§ **QUOTED TEXT**

This is done to avoid wakeups on potentially idle CPUs.
This is wrong in several aspects:
1) The heuristics to select the target CPU are wrong by
definition as the chance to get the prediction right is
close to zero.
2) Due to #1 it is possible that timers are accumulated on
a single target CPU
3) The required computation in the enqueue path is just overhead
for dubious value especially under the consideration that the
vast majority of timer wheel timers are either canceled or
rearmed before they expire.
The timer pull model avoids the above by removing the target
computation on enqueue and queueing timers always on the CPU on
which they get armed.
This is achieved by having separate wheels for CPU pinned timers
and global timers which do not care about where they expire.
As long as a CPU is busy it handles both the pinned and the global
timers which are queued on the CPU local timer wheels.
When a CPU goes idle it evaluates its own timer wheels:
- If the first expiring timer is a pinned timer, then the global
timers can be ignored as the CPU will wake up before they
expire.

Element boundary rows
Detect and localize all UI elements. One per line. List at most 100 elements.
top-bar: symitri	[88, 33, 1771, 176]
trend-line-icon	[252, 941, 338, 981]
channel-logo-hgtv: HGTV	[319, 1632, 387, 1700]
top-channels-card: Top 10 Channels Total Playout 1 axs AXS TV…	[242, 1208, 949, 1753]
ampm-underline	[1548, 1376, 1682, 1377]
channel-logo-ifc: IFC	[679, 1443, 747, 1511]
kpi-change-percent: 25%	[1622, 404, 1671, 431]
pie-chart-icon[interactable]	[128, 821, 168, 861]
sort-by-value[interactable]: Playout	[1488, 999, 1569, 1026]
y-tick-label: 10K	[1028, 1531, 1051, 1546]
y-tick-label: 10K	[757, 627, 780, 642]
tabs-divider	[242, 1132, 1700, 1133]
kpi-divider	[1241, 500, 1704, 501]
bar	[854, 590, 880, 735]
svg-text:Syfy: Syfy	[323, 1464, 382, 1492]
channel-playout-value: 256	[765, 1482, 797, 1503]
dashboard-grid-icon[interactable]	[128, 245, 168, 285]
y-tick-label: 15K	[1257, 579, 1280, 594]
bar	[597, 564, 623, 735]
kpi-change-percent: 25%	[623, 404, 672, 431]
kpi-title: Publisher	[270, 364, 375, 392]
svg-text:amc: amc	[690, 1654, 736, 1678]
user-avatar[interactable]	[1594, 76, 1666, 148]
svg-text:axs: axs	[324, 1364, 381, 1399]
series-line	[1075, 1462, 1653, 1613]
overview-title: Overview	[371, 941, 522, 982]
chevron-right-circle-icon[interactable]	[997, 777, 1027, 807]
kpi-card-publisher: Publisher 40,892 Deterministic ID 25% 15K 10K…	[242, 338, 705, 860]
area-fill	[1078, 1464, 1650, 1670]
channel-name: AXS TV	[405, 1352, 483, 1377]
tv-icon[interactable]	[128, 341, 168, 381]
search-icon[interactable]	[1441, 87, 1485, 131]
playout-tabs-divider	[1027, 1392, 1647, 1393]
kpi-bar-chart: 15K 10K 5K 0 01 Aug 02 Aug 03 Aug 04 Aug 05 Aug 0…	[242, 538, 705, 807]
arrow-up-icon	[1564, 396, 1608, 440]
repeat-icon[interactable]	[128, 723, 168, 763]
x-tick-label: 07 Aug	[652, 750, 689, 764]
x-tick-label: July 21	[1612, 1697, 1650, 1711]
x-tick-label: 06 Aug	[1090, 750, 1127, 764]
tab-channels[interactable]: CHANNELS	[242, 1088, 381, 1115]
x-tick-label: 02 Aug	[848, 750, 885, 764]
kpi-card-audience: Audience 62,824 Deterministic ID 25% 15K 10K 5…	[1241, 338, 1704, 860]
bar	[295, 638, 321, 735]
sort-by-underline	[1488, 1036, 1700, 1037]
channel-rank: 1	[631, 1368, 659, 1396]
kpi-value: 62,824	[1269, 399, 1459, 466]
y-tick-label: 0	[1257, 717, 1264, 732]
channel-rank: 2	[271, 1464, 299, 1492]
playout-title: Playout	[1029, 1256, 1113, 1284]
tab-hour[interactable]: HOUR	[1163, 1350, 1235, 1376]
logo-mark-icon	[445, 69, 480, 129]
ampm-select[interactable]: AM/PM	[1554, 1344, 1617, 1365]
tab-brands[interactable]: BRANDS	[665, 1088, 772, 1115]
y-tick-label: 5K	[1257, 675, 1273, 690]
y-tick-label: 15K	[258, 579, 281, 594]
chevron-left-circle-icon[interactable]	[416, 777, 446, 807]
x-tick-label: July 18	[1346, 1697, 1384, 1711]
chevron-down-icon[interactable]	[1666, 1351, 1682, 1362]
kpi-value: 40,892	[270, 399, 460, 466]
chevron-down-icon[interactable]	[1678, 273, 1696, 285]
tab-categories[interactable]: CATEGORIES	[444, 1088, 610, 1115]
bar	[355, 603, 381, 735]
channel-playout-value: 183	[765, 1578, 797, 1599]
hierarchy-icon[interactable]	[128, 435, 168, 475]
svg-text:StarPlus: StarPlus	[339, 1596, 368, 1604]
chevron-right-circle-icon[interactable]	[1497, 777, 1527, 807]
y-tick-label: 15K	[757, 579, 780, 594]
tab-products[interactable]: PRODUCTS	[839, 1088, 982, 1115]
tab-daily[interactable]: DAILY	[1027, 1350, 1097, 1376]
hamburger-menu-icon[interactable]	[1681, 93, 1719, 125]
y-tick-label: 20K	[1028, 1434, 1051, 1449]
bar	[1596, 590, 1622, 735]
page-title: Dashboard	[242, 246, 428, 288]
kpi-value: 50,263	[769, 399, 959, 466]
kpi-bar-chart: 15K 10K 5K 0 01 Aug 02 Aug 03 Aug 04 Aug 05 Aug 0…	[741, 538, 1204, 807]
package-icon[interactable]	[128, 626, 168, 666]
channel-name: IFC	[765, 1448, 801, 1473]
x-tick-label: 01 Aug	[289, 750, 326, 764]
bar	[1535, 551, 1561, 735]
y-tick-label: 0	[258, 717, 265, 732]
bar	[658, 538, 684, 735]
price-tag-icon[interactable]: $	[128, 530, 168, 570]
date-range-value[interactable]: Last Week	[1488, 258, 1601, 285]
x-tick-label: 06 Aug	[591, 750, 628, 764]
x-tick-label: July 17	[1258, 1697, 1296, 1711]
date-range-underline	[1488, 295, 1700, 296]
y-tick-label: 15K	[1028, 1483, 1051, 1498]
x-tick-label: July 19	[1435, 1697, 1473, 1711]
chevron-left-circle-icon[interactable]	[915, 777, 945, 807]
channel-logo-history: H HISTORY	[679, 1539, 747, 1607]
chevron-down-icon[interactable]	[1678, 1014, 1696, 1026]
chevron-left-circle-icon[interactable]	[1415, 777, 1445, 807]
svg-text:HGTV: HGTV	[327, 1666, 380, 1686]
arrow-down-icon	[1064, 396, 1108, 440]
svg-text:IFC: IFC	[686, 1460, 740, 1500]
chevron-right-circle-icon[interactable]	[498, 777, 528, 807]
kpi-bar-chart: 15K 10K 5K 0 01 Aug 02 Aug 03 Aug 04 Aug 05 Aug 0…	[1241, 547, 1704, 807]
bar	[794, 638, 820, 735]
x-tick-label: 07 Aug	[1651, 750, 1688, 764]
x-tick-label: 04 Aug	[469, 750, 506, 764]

§ **GOAL 1**
Answer these from the text on the timer pull model:
(a) According to the text, what happens to the vast majority of timer wheel timers before they expire?
(b) Under the timer pull model, on which CPU are timers always queued?
(c) When an idle CPU finds that its first expiring timer is a pinned timer, why can it ignore the global timers?
§ **GOAL 2**
Retype everything in the rows from the first line down through the line containing "1632, 387, 1700]".
The timer text and the rows are unrelated material.

§ **WRITTEN ANSWER 1**
(a) They are either canceled or rearmed.
(b) On the CPU on which they get armed.
(c) The CPU will wake up before the global timers expire.

§ **WRITTEN ANSWER 2**
Detect and localize all UI elements. One per line. List at most 100 elements.
top-bar: symitri	[88, 33, 1771, 176]
trend-line-icon	[252, 941, 338, 981]
channel-logo-hgtv: HGTV	[319, 1632, 387, 1700]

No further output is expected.